WRITTEN PROBLEM
Write out the records below word for word, please.

-------- INPUT FOR THIS TASK

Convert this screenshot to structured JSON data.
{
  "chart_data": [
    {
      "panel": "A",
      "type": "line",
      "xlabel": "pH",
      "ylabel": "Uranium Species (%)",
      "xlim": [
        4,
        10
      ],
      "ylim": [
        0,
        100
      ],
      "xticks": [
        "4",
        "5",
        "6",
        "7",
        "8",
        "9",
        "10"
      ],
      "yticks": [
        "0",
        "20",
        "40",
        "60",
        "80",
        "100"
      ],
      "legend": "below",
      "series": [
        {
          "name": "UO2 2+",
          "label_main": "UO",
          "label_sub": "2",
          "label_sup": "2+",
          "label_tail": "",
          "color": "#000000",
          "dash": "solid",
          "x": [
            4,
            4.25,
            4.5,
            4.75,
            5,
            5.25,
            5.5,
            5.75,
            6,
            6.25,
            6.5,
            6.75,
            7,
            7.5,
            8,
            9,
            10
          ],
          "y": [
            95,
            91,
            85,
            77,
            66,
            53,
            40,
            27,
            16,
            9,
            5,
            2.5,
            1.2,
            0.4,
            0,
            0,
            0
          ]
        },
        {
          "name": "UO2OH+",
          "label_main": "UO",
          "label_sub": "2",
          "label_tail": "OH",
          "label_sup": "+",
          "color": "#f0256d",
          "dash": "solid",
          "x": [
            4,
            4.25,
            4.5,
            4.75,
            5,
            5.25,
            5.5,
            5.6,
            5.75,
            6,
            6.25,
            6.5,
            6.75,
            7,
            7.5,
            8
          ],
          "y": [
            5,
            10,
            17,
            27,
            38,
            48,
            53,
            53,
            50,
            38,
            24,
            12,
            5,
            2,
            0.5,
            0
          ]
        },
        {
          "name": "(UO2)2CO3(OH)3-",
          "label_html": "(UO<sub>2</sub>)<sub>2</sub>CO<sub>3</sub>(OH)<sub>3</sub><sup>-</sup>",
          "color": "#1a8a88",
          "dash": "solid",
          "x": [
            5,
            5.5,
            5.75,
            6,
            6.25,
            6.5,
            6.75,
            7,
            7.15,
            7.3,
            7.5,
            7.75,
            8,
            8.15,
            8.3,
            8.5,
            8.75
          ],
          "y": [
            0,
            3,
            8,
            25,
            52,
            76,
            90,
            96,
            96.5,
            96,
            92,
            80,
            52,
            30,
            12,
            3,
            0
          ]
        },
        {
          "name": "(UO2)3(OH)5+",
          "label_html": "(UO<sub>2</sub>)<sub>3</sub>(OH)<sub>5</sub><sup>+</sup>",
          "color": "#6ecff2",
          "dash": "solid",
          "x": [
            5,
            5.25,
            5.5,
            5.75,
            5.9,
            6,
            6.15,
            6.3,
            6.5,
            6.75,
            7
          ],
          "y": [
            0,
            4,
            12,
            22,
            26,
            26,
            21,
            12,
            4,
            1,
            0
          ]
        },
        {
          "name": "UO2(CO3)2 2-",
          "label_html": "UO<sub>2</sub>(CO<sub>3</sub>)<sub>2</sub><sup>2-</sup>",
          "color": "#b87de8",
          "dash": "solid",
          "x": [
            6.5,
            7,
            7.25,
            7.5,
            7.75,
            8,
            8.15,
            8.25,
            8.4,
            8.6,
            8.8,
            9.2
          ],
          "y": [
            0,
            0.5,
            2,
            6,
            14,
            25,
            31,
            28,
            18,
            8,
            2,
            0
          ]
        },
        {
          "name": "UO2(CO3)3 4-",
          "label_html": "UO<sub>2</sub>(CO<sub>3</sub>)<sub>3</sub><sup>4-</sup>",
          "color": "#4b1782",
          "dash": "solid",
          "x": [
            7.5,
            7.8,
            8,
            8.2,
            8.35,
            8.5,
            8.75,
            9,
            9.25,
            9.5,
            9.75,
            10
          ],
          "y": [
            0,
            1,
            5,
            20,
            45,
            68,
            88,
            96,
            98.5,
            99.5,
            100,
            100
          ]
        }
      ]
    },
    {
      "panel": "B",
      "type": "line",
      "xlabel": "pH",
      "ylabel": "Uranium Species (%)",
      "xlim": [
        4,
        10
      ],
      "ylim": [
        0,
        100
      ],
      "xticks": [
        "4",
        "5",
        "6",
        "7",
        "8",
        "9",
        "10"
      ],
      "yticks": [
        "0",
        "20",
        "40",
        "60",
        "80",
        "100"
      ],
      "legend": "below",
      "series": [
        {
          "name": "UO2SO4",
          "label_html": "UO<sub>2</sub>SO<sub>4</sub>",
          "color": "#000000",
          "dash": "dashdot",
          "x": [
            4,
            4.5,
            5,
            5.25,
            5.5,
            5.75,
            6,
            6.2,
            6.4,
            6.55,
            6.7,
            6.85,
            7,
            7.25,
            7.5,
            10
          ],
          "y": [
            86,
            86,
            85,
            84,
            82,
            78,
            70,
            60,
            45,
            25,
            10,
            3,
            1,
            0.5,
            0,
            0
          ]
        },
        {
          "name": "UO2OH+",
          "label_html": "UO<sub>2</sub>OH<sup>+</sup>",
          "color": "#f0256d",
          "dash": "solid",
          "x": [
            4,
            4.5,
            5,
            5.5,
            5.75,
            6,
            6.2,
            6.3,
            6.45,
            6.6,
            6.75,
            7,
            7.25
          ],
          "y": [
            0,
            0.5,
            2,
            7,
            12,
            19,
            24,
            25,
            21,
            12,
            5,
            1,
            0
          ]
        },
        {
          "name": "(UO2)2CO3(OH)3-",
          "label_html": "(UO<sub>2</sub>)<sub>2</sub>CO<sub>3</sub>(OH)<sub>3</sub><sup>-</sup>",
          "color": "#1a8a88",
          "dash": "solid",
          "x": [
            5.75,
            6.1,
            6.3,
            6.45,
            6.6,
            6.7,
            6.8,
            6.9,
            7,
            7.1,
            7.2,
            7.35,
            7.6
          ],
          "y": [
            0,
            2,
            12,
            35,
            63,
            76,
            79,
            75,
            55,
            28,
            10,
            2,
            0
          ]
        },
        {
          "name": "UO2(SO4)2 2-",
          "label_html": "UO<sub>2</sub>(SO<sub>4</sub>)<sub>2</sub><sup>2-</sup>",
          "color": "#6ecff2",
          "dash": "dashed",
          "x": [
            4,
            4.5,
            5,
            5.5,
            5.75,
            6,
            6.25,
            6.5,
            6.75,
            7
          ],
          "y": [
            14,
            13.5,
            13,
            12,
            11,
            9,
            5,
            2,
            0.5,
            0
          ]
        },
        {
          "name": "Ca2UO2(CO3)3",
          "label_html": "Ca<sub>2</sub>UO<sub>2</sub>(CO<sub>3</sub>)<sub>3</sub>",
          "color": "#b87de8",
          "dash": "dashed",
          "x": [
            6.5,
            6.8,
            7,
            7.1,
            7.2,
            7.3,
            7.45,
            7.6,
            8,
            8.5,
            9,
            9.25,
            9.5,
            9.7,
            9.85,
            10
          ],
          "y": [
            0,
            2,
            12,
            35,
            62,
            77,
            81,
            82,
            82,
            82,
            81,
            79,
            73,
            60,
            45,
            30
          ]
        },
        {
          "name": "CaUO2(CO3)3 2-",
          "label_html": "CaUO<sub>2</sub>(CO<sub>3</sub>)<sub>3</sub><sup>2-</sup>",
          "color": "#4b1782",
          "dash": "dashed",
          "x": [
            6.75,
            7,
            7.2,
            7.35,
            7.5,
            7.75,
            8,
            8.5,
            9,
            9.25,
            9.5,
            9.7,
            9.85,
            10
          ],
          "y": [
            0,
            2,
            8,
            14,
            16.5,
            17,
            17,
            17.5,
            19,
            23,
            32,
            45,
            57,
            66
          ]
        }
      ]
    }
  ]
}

----------------

TASK RESPONSE
Convert this screenshot to structured JSON data.
{
  "chart_data": [
    {
      "panel": "A",
      "type": "line",
      "xlabel": "pH",
      "ylabel": "Uranium Species (%)",
      "xlim": [
        4,
        10
      ],
      "ylim": [
        0,
        100
      ],
      "xticks": [
        "4",
        "5",
        "6",
        "7",
        "8",
        "9",
        "10"
      ],
      "yticks": [
        "0",
        "20",
        "40",
        "60",
        "80",
        "100"
      ],
      "legend": "below",
      "series": [
        {
          "name": "UO2 2+",
          "label_main": "UO",
          "label_sub": "2",
          "label_sup": "2+",
          "label_tail": "",
          "color": "#000000",
          "dash": "solid",
          "x": [
            4,
            4.25,
            4.5,
            4.75,
            5,
            5.25,
            5.5,
            5.75,
            6,
            6.25,
            6.5,
            6.75,
            7,
            7.5,
            8,
            9,
            10
          ],
          "y": [
            95,
            91,
            85,
            77,
            66,
            53,
            40,
            27,
            16,
            9,
            5,
            2.5,
            1.2,
            0.4,
            0,
            0,
            0
          ]
        },
        {
          "name": "UO2OH+",
          "label_main": "UO",
          "label_sub": "2",
          "label_tail": "OH",
          "label_sup": "+",
          "color": "#f0256d",
          "dash": "solid",
          "x": [
            4,
            4.25,
            4.5,
            4.75,
            5,
            5.25,
            5.5,
            5.6,
            5.75,
            6,
            6.25,
            6.5,
            6.75,
            7,
            7.5,
            8
          ],
          "y": [
            5,
            10,
            17,
            27,
            38,
            48,
            53,
            53,
            50,
            38,
            24,
            12,
            5,
            2,
            0.5,
            0
          ]
        },
        {
          "name": "(UO2)2CO3(OH)3-",
          "label_html": "(UO<sub>2</sub>)<sub>2</sub>CO<sub>3</sub>(OH)<sub>3</sub><sup>-</sup>",
          "color": "#1a8a88",
          "dash": "solid",
          "x": [
            5,
            5.5,
            5.75,
            6,
            6.25,
            6.5,
            6.75,
            7,
            7.15,
            7.3,
            7.5,
            7.75,
            8,
            8.15,
            8.3,
            8.5,
            8.75
          ],
          "y": [
            0,
            3,
            8,
            25,
            52,
            76,
            90,
            96,
            96.5,
            96,
            92,
            80,
            52,
            30,
            12,
            3,
            0
          ]
        },
        {
          "name": "(UO2)3(OH)5+",
          "label_html": "(UO<sub>2</sub>)<sub>3</sub>(OH)<sub>5</sub><sup>+</sup>",
          "color": "#6ecff2",
          "dash": "solid",
          "x": [
            5,
            5.25,
            5.5,
            5.75,
            5.9,
            6,
            6.15,
            6.3,
            6.5,
            6.75,
            7
          ],
          "y": [
            0,
            4,
            12,
            22,
            26,
            26,
            21,
            12,
            4,
            1,
            0
          ]
        },
        {
          "name": "UO2(CO3)2 2-",
          "label_html": "UO<sub>2</sub>(CO<sub>3</sub>)<sub>2</sub><sup>2-</sup>",
          "color": "#b87de8",
          "dash": "solid",
          "x": [
            6.5,
            7,
            7.25,
            7.5,
            7.75,
            8,
            8.15,
            8.25,
            8.4,
            8.6,
            8.8,
            9.2
          ],
          "y": [
            0,
            0.5,
            2,
            6,
            14,
            25,
            31,
            28,
            18,
            8,
            2,
            0
          ]
        },
        {
          "name": "UO2(CO3)3 4-",
          "label_html": "UO<sub>2</sub>(CO<sub>3</sub>)<sub>3</sub><sup>4-</sup>",
          "color": "#4b1782",
          "dash": "solid",
          "x": [
            7.5,
            7.8,
            8,
            8.2,
            8.35,
            8.5,
            8.75,
            9,
            9.25,
            9.5,
            9.75,
            10
          ],
          "y": [
            0,
            1,
            5,
            20,
            45,
            68,
            88,
            96,
            98.5,
            99.5,
            100,
            100
          ]
        }
      ]
    },
    {
      "panel": "B",
      "type": "line",
      "xlabel": "pH",
      "ylabel": "Uranium Species (%)",
      "xlim": [
        4,
        10
      ],
      "ylim": [
        0,
        100
      ],
      "xticks": [
        "4",
        "5",
        "6",
        "7",
        "8",
        "9",
        "10"
      ],
      "yticks": [
        "0",
        "20",
        "40",
        "60",
        "80",
        "100"
      ],
      "legend": "below",
      "series": [
        {
          "name": "UO2SO4",
          "label_html": "UO<sub>2</sub>SO<sub>4</sub>",
          "color": "#000000",
          "dash": "dashdot",
          "x": [
            4,
            4.5,
            5,
            5.25,
            5.5,
            5.75,
            6,
            6.2,
            6.4,
            6.55,
            6.7,
            6.85,
            7,
            7.25,
            7.5,
            10
          ],
          "y": [
            86,
            86,
            85,
            84,
            82,
            78,
            70,
            60,
            45,
            25,
            10,
            3,
            1,
            0.5,
            0,
            0
          ]
        },
        {
          "name": "UO2OH+",
          "label_html": "UO<sub>2</sub>OH<sup>+</sup>",
          "color": "#f0256d",
          "dash": "solid",
          "x": [
            4,
            4.5,
            5,
            5.5,
            5.75,
            6,
            6.2,
            6.3,
            6.45,
            6.6,
            6.75,
            7,
            7.25
          ],
          "y": [
            0,
            0.5,
            2,
            7,
            12,
            19,
            24,
            25,
            21,
            12,
            5,
            1,
            0
          ]
        },
        {
          "name": "(UO2)2CO3(OH)3-",
          "label_html": "(UO<sub>2</sub>)<sub>2</sub>CO<sub>3</sub>(OH)<sub>3</sub><sup>-</sup>",
          "color": "#1a8a88",
          "dash": "solid",
          "x": [
            5.75,
            6.1,
            6.3,
            6.45,
            6.6,
            6.7,
            6.8,
            6.9,
            7,
            7.1,
            7.2,
            7.35,
            7.6
          ],
          "y": [
            0,
            2,
            12,
            35,
            63,
            76,
            79,
            75,
            55,
            28,
            10,
            2,
            0
          ]
        },
        {
          "name": "UO2(SO4)2 2-",
          "label_html": "UO<sub>2</sub>(SO<sub>4</sub>)<sub>2</sub><sup>2-</sup>",
          "color": "#6ecff2",
          "dash": "dashed",
          "x": [
            4,
            4.5,
            5,
            5.5,
            5.75,
            6,
            6.25,
            6.5,
            6.75,
            7
          ],
          "y": [
            14,
            13.5,
            13,
            12,
            11,
            9,
            5,
            2,
            0.5,
            0
          ]
        },
        {
          "name": "Ca2UO2(CO3)3",
          "label_html": "Ca<sub>2</sub>UO<sub>2</sub>(CO<sub>3</sub>)<sub>3</sub>",
          "color": "#b87de8",
          "dash": "dashed",
          "x": [
            6.5,
            6.8,
            7,
            7.1,
            7.2,
            7.3,
            7.45,
            7.6,
            8,
            8.5,
            9,
            9.25,
            9.5,
            9.7,
            9.85,
            10
          ],
          "y": [
            0,
            2,
            12,
            35,
            62,
            77,
            81,
            82,
            82,
            82,
            81,
            79,
            73,
            60,
            45,
            30
          ]
        },
        {
          "name": "CaUO2(CO3)3 2-",
          "label_html": "CaUO<sub>2</sub>(CO<sub>3</sub>)<sub>3</sub><sup>2-</sup>",
          "color": "#4b1782",
          "dash": "dashed",
          "x": [
            6.75,
            7,
            7.2,
            7.35,
            7.5,
            7.75,
            8,
            8.5,
            9,
            9.25,
            9.5,
            9.7,
            9.85,
            10
          ],
          "y": [
            0,
            2,
            8,
            14,
            16.5,
            17,
            17,
            17.5,
            19,
            23,
            32,
            45,
            57,
            66
          ]
        }
      ]
    }
  ]
}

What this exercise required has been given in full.